# TASK INSTRUCTIONS
Identify and pull out each line of the entries in which "осуществления" occurs.
* * * * * * *
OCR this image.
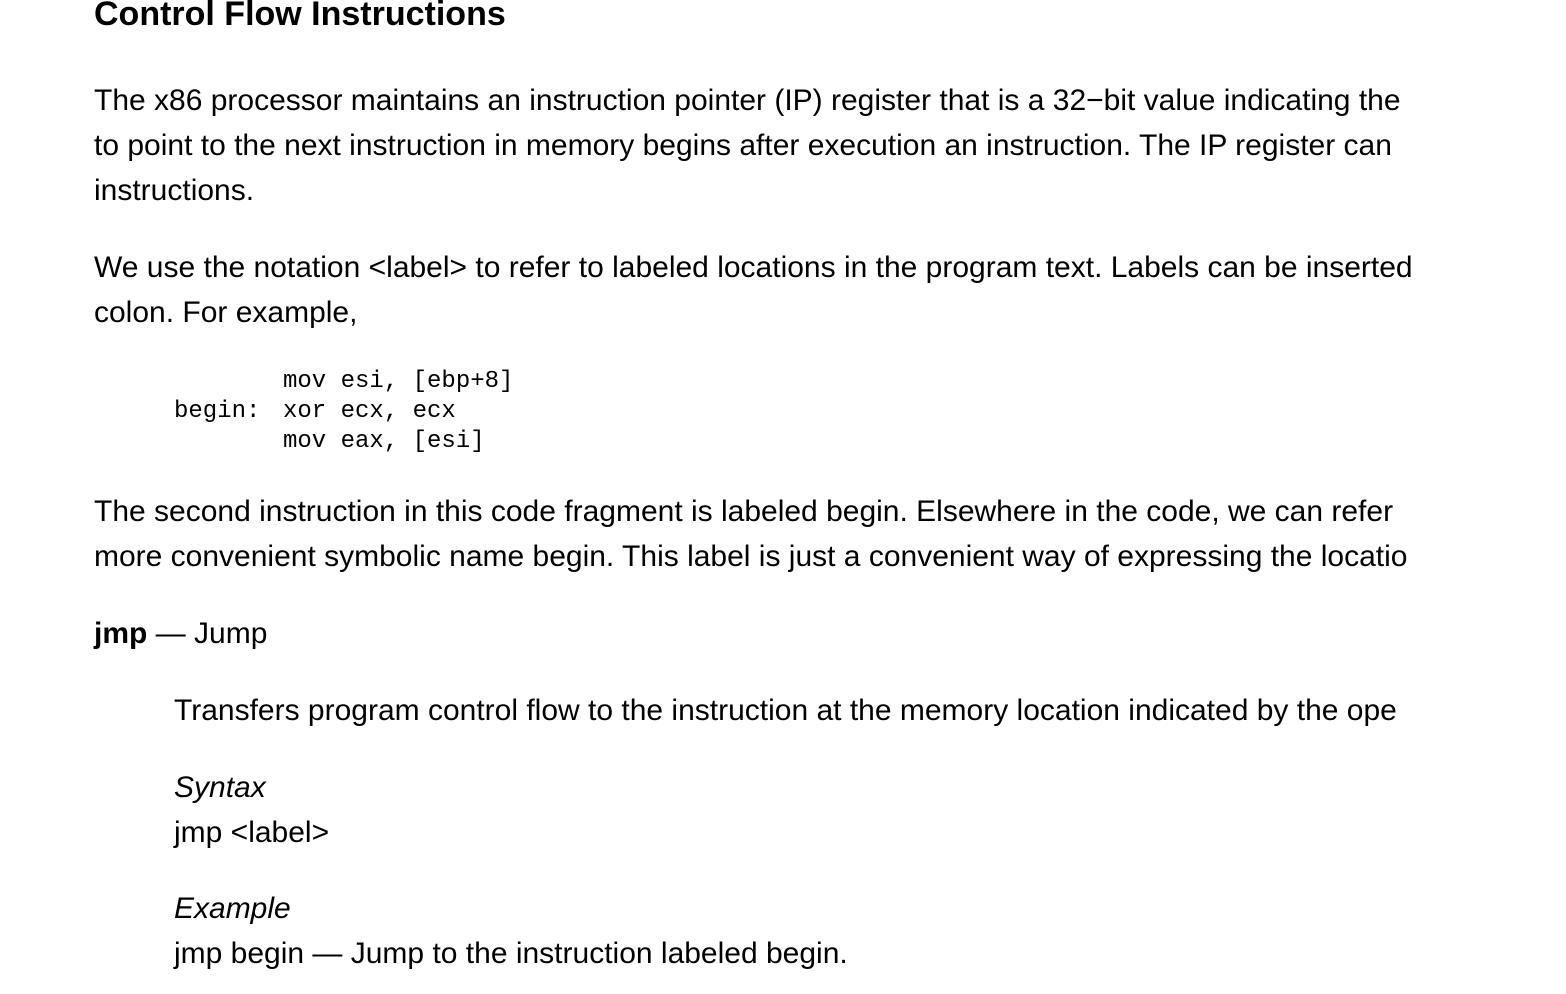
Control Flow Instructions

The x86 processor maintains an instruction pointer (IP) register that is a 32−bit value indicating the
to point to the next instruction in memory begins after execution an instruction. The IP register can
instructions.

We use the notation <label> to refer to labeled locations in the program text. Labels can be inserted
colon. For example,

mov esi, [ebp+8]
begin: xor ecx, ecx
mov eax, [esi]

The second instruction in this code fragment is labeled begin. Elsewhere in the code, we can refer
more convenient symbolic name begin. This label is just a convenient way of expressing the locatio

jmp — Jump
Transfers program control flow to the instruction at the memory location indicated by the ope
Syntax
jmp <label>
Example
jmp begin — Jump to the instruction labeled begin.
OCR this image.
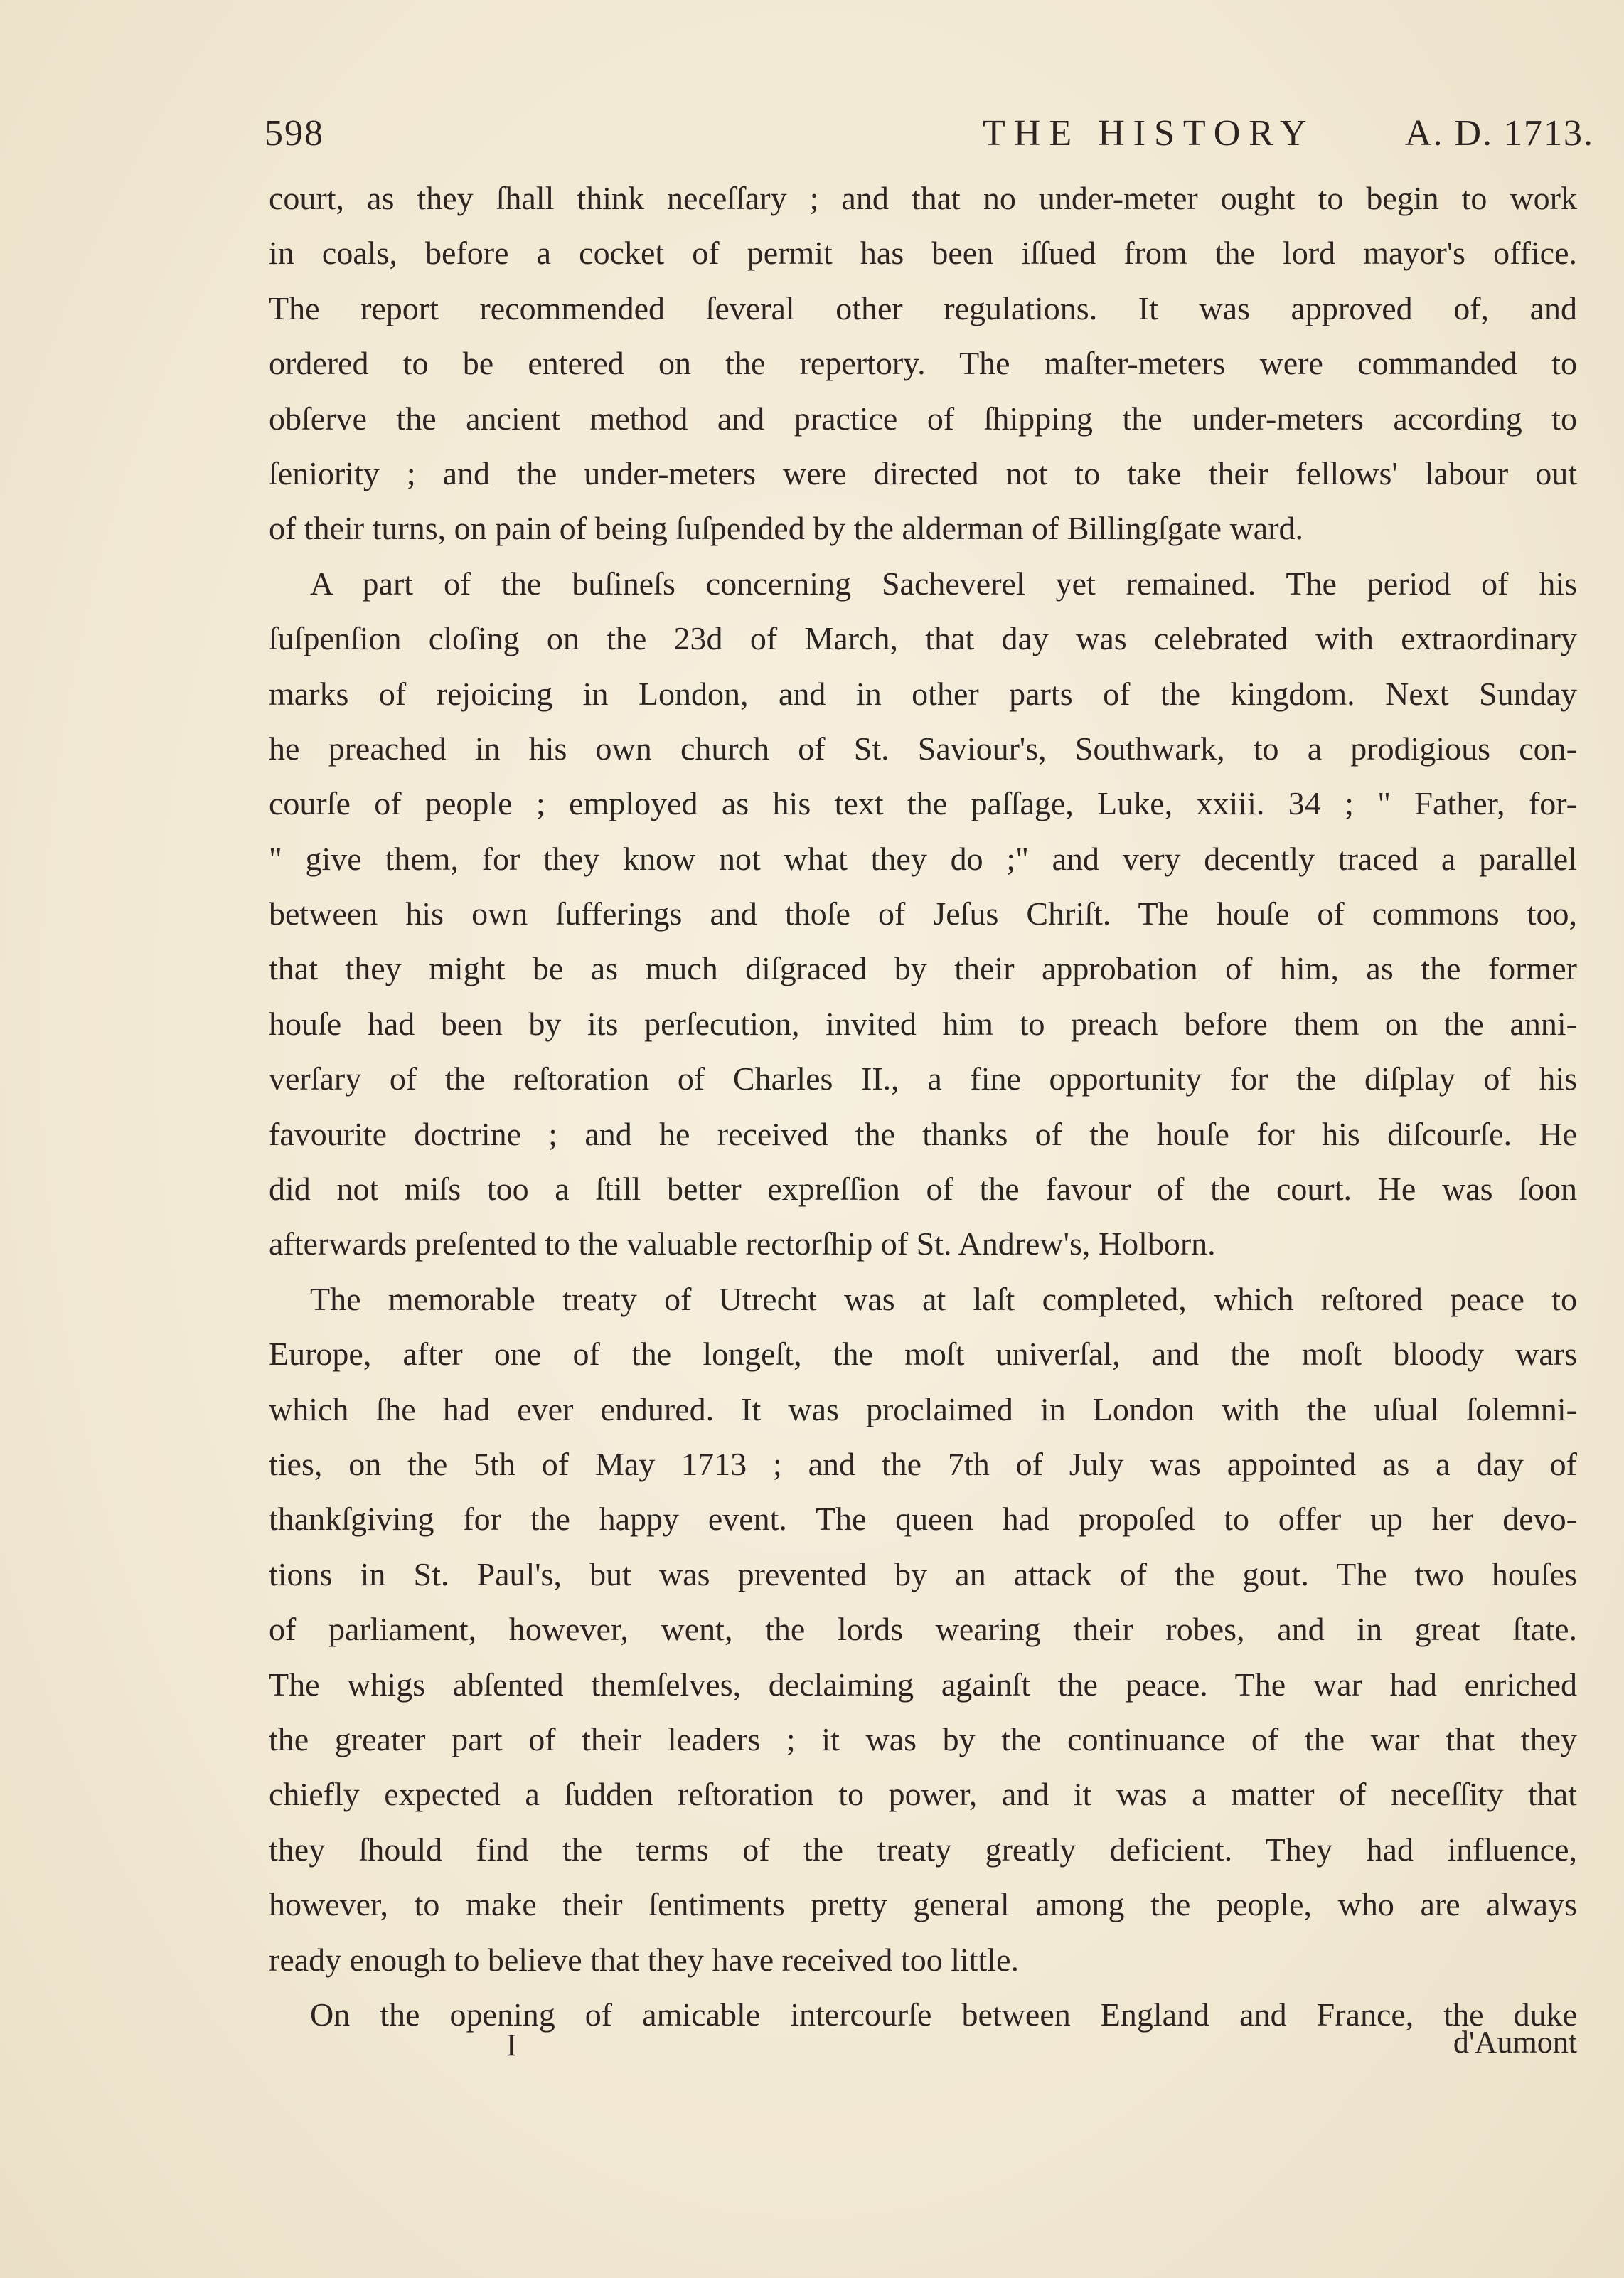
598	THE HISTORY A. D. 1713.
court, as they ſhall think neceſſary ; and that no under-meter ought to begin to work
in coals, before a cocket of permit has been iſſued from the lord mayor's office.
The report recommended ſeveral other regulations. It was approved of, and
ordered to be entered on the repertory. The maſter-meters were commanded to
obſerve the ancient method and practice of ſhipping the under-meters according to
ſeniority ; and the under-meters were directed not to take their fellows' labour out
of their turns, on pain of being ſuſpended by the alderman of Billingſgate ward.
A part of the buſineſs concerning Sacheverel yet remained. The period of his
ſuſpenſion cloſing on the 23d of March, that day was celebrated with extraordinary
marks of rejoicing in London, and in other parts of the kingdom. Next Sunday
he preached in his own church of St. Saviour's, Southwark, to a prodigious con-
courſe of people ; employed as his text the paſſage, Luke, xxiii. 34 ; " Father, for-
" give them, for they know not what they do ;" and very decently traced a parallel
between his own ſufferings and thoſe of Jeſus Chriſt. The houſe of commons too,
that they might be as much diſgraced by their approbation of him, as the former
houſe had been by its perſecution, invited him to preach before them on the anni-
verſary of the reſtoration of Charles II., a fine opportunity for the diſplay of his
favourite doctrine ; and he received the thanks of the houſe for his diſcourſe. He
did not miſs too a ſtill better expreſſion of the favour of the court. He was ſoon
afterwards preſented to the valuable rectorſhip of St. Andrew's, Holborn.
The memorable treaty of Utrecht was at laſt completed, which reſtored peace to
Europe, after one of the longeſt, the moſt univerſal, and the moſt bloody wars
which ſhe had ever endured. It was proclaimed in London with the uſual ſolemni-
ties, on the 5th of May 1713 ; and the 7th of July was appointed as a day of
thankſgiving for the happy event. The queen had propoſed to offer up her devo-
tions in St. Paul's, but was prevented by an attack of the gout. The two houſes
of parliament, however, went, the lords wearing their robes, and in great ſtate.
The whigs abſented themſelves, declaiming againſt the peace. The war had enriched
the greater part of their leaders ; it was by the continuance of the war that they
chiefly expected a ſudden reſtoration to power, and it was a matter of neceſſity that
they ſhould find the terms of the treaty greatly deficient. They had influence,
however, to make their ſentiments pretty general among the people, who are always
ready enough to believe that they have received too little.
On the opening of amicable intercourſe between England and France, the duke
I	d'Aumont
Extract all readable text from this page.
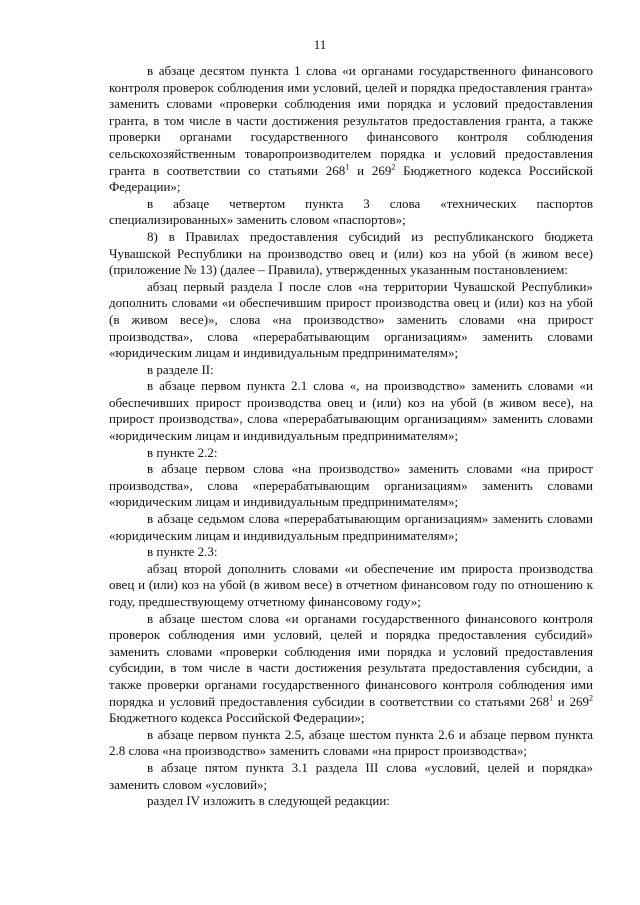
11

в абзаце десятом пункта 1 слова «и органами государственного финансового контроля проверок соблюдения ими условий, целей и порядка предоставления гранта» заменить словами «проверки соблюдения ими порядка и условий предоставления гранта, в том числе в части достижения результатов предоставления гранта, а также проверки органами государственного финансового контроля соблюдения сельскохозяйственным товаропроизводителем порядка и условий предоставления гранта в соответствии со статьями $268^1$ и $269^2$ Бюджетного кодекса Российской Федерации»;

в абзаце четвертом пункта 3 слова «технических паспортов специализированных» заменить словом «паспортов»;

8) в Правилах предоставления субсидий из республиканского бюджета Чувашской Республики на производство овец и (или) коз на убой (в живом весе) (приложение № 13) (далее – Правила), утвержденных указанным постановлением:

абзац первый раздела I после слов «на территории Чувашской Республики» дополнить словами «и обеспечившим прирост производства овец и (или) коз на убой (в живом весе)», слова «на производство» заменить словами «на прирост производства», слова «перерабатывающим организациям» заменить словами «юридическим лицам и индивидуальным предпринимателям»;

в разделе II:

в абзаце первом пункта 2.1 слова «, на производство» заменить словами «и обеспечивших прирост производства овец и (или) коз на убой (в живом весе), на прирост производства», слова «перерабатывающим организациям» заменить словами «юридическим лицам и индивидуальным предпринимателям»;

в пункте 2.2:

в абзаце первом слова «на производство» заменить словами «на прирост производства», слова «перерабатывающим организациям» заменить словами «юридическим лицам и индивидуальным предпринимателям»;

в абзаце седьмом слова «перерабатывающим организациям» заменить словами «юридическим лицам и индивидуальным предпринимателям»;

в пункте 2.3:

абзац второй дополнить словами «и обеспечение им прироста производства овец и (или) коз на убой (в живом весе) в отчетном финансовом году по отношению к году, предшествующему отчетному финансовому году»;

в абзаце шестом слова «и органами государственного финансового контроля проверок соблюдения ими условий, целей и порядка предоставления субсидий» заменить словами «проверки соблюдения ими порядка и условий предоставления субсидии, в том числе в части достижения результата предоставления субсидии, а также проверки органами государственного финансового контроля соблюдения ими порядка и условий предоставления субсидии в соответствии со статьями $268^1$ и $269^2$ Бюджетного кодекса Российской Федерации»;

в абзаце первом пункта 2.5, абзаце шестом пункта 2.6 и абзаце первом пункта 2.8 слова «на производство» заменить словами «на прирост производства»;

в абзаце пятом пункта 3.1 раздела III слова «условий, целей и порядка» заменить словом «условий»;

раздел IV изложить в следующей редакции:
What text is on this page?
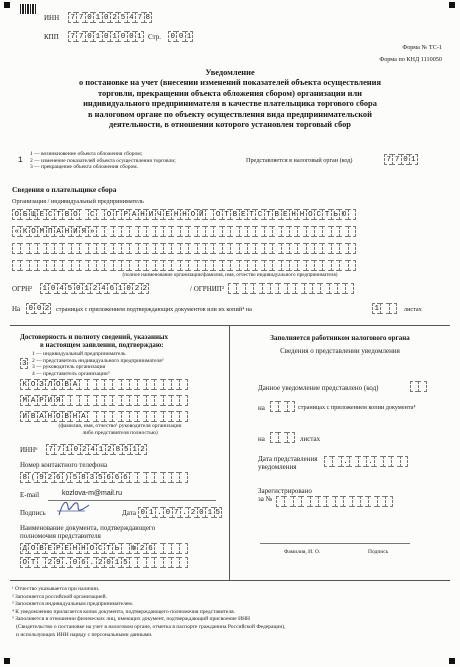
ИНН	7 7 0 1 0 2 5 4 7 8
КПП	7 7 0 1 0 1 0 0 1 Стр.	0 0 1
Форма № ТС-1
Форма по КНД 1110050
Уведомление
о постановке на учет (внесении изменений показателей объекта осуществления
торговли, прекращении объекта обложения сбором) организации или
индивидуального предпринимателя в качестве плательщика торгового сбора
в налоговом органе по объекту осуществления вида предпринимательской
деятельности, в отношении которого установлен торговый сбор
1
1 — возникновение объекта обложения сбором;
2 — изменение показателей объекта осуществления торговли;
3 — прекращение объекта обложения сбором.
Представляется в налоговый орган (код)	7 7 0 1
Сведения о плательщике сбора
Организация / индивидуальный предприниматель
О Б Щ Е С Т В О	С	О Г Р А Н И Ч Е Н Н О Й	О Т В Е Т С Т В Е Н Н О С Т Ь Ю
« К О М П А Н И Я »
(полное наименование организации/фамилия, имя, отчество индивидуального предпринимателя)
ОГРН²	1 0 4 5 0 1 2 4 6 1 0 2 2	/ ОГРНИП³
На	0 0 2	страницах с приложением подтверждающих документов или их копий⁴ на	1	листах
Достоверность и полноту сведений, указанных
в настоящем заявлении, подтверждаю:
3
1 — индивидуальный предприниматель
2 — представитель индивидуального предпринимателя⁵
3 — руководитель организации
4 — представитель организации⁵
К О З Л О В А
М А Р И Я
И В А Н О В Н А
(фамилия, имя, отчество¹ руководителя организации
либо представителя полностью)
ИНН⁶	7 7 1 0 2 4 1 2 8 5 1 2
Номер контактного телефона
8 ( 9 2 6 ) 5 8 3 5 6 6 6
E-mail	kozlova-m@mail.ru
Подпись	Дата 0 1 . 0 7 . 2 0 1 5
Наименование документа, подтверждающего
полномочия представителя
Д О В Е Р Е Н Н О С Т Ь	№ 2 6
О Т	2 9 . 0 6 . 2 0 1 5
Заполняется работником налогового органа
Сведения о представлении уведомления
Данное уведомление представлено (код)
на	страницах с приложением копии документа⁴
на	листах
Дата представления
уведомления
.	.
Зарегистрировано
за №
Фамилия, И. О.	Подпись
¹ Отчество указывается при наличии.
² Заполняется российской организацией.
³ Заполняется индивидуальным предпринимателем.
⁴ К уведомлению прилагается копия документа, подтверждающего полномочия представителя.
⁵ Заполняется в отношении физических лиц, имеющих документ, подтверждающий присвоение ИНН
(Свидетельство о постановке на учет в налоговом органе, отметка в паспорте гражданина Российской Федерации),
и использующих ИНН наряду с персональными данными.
* * * * * * *
# RESULT OF THE EXERCISE
о постановке на учет (внесении изменений показателей объекта осуществления
в налоговом органе по объекту осуществления вида предпринимательской
2 — изменение показателей объекта осуществления торговли;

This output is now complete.